Given request:
Copy out the records in full, word for word, without pictures.

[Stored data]
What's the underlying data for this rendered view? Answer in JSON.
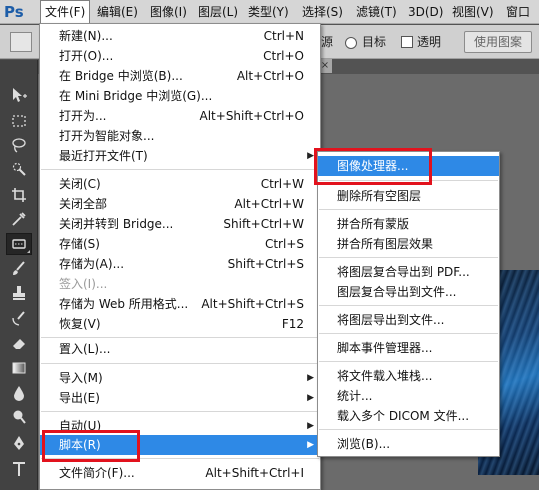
{
  "app": {
    "logo": "Ps"
  },
  "menubar": {
    "items": [
      {
        "label": "文件(F)",
        "active": true
      },
      {
        "label": "编辑(E)"
      },
      {
        "label": "图像(I)"
      },
      {
        "label": "图层(L)"
      },
      {
        "label": "类型(Y)"
      },
      {
        "label": "选择(S)"
      },
      {
        "label": "滤镜(T)"
      },
      {
        "label": "3D(D)"
      },
      {
        "label": "视图(V)"
      },
      {
        "label": "窗口"
      }
    ]
  },
  "options": {
    "source_label": "源",
    "target_label": "目标",
    "transparent_label": "透明",
    "use_pattern_button": "使用图案"
  },
  "doc_tab": {
    "close": "×"
  },
  "tools": [
    {
      "name": "move-tool",
      "icon": "move-icon"
    },
    {
      "name": "marquee-tool",
      "icon": "marquee-icon"
    },
    {
      "name": "lasso-tool",
      "icon": "lasso-icon"
    },
    {
      "name": "quick-select-tool",
      "icon": "quick-select-icon"
    },
    {
      "name": "crop-tool",
      "icon": "crop-icon"
    },
    {
      "name": "eyedropper-tool",
      "icon": "eyedropper-icon"
    },
    {
      "name": "patch-tool",
      "icon": "patch-icon",
      "selected": true
    },
    {
      "name": "brush-tool",
      "icon": "brush-icon"
    },
    {
      "name": "stamp-tool",
      "icon": "stamp-icon"
    },
    {
      "name": "history-brush-tool",
      "icon": "history-brush-icon"
    },
    {
      "name": "eraser-tool",
      "icon": "eraser-icon"
    },
    {
      "name": "gradient-tool",
      "icon": "gradient-icon"
    },
    {
      "name": "blur-tool",
      "icon": "blur-icon"
    },
    {
      "name": "dodge-tool",
      "icon": "dodge-icon"
    },
    {
      "name": "pen-tool",
      "icon": "pen-icon"
    },
    {
      "name": "type-tool",
      "icon": "type-icon"
    }
  ],
  "file_menu": {
    "items": [
      {
        "label": "新建(N)...",
        "shortcut": "Ctrl+N"
      },
      {
        "label": "打开(O)...",
        "shortcut": "Ctrl+O"
      },
      {
        "label": "在 Bridge 中浏览(B)...",
        "shortcut": "Alt+Ctrl+O"
      },
      {
        "label": "在 Mini Bridge 中浏览(G)...",
        "shortcut": ""
      },
      {
        "label": "打开为...",
        "shortcut": "Alt+Shift+Ctrl+O"
      },
      {
        "label": "打开为智能对象...",
        "shortcut": ""
      },
      {
        "label": "最近打开文件(T)",
        "shortcut": "",
        "submenu": true
      },
      {
        "label": "关闭(C)",
        "shortcut": "Ctrl+W"
      },
      {
        "label": "关闭全部",
        "shortcut": "Alt+Ctrl+W"
      },
      {
        "label": "关闭并转到 Bridge...",
        "shortcut": "Shift+Ctrl+W"
      },
      {
        "label": "存储(S)",
        "shortcut": "Ctrl+S"
      },
      {
        "label": "存储为(A)...",
        "shortcut": "Shift+Ctrl+S"
      },
      {
        "label": "签入(I)...",
        "shortcut": "",
        "disabled": true
      },
      {
        "label": "存储为 Web 所用格式...",
        "shortcut": "Alt+Shift+Ctrl+S"
      },
      {
        "label": "恢复(V)",
        "shortcut": "F12"
      },
      {
        "label": "置入(L)...",
        "shortcut": ""
      },
      {
        "label": "导入(M)",
        "shortcut": "",
        "submenu": true
      },
      {
        "label": "导出(E)",
        "shortcut": "",
        "submenu": true
      },
      {
        "label": "自动(U)",
        "shortcut": "",
        "submenu": true
      },
      {
        "label": "脚本(R)",
        "shortcut": "",
        "submenu": true,
        "highlighted": true
      },
      {
        "label": "文件简介(F)...",
        "shortcut": "Alt+Shift+Ctrl+I"
      }
    ]
  },
  "scripts_submenu": {
    "items": [
      {
        "label": "图像处理器...",
        "highlighted": true
      },
      {
        "label": "删除所有空图层"
      },
      {
        "label": "拼合所有蒙版"
      },
      {
        "label": "拼合所有图层效果"
      },
      {
        "label": "将图层复合导出到 PDF..."
      },
      {
        "label": "图层复合导出到文件..."
      },
      {
        "label": "将图层导出到文件..."
      },
      {
        "label": "脚本事件管理器..."
      },
      {
        "label": "将文件载入堆栈..."
      },
      {
        "label": "统计..."
      },
      {
        "label": "载入多个 DICOM 文件..."
      },
      {
        "label": "浏览(B)..."
      }
    ]
  },
  "colors": {
    "highlight": "#2e89e6",
    "annotation_red": "#e2121d"
  }
}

Answer to the exercise:
What's the underlying data for this rendered view? Answer in JSON.
{
  "app": {
    "logo": "Ps"
  },
  "menubar": {
    "items": [
      {
        "label": "文件(F)",
        "active": true
      },
      {
        "label": "编辑(E)"
      },
      {
        "label": "图像(I)"
      },
      {
        "label": "图层(L)"
      },
      {
        "label": "类型(Y)"
      },
      {
        "label": "选择(S)"
      },
      {
        "label": "滤镜(T)"
      },
      {
        "label": "3D(D)"
      },
      {
        "label": "视图(V)"
      },
      {
        "label": "窗口"
      }
    ]
  },
  "options": {
    "source_label": "源",
    "target_label": "目标",
    "transparent_label": "透明",
    "use_pattern_button": "使用图案"
  },
  "doc_tab": {
    "close": "×"
  },
  "tools": [
    {
      "name": "move-tool",
      "icon": "move-icon"
    },
    {
      "name": "marquee-tool",
      "icon": "marquee-icon"
    },
    {
      "name": "lasso-tool",
      "icon": "lasso-icon"
    },
    {
      "name": "quick-select-tool",
      "icon": "quick-select-icon"
    },
    {
      "name": "crop-tool",
      "icon": "crop-icon"
    },
    {
      "name": "eyedropper-tool",
      "icon": "eyedropper-icon"
    },
    {
      "name": "patch-tool",
      "icon": "patch-icon",
      "selected": true
    },
    {
      "name": "brush-tool",
      "icon": "brush-icon"
    },
    {
      "name": "stamp-tool",
      "icon": "stamp-icon"
    },
    {
      "name": "history-brush-tool",
      "icon": "history-brush-icon"
    },
    {
      "name": "eraser-tool",
      "icon": "eraser-icon"
    },
    {
      "name": "gradient-tool",
      "icon": "gradient-icon"
    },
    {
      "name": "blur-tool",
      "icon": "blur-icon"
    },
    {
      "name": "dodge-tool",
      "icon": "dodge-icon"
    },
    {
      "name": "pen-tool",
      "icon": "pen-icon"
    },
    {
      "name": "type-tool",
      "icon": "type-icon"
    }
  ],
  "file_menu": {
    "items": [
      {
        "label": "新建(N)...",
        "shortcut": "Ctrl+N"
      },
      {
        "label": "打开(O)...",
        "shortcut": "Ctrl+O"
      },
      {
        "label": "在 Bridge 中浏览(B)...",
        "shortcut": "Alt+Ctrl+O"
      },
      {
        "label": "在 Mini Bridge 中浏览(G)...",
        "shortcut": ""
      },
      {
        "label": "打开为...",
        "shortcut": "Alt+Shift+Ctrl+O"
      },
      {
        "label": "打开为智能对象...",
        "shortcut": ""
      },
      {
        "label": "最近打开文件(T)",
        "shortcut": "",
        "submenu": true
      },
      {
        "label": "关闭(C)",
        "shortcut": "Ctrl+W"
      },
      {
        "label": "关闭全部",
        "shortcut": "Alt+Ctrl+W"
      },
      {
        "label": "关闭并转到 Bridge...",
        "shortcut": "Shift+Ctrl+W"
      },
      {
        "label": "存储(S)",
        "shortcut": "Ctrl+S"
      },
      {
        "label": "存储为(A)...",
        "shortcut": "Shift+Ctrl+S"
      },
      {
        "label": "签入(I)...",
        "shortcut": "",
        "disabled": true
      },
      {
        "label": "存储为 Web 所用格式...",
        "shortcut": "Alt+Shift+Ctrl+S"
      },
      {
        "label": "恢复(V)",
        "shortcut": "F12"
      },
      {
        "label": "置入(L)...",
        "shortcut": ""
      },
      {
        "label": "导入(M)",
        "shortcut": "",
        "submenu": true
      },
      {
        "label": "导出(E)",
        "shortcut": "",
        "submenu": true
      },
      {
        "label": "自动(U)",
        "shortcut": "",
        "submenu": true
      },
      {
        "label": "脚本(R)",
        "shortcut": "",
        "submenu": true,
        "highlighted": true
      },
      {
        "label": "文件简介(F)...",
        "shortcut": "Alt+Shift+Ctrl+I"
      }
    ]
  },
  "scripts_submenu": {
    "items": [
      {
        "label": "图像处理器...",
        "highlighted": true
      },
      {
        "label": "删除所有空图层"
      },
      {
        "label": "拼合所有蒙版"
      },
      {
        "label": "拼合所有图层效果"
      },
      {
        "label": "将图层复合导出到 PDF..."
      },
      {
        "label": "图层复合导出到文件..."
      },
      {
        "label": "将图层导出到文件..."
      },
      {
        "label": "脚本事件管理器..."
      },
      {
        "label": "将文件载入堆栈..."
      },
      {
        "label": "统计..."
      },
      {
        "label": "载入多个 DICOM 文件..."
      },
      {
        "label": "浏览(B)..."
      }
    ]
  },
  "colors": {
    "highlight": "#2e89e6",
    "annotation_red": "#e2121d"
  }
}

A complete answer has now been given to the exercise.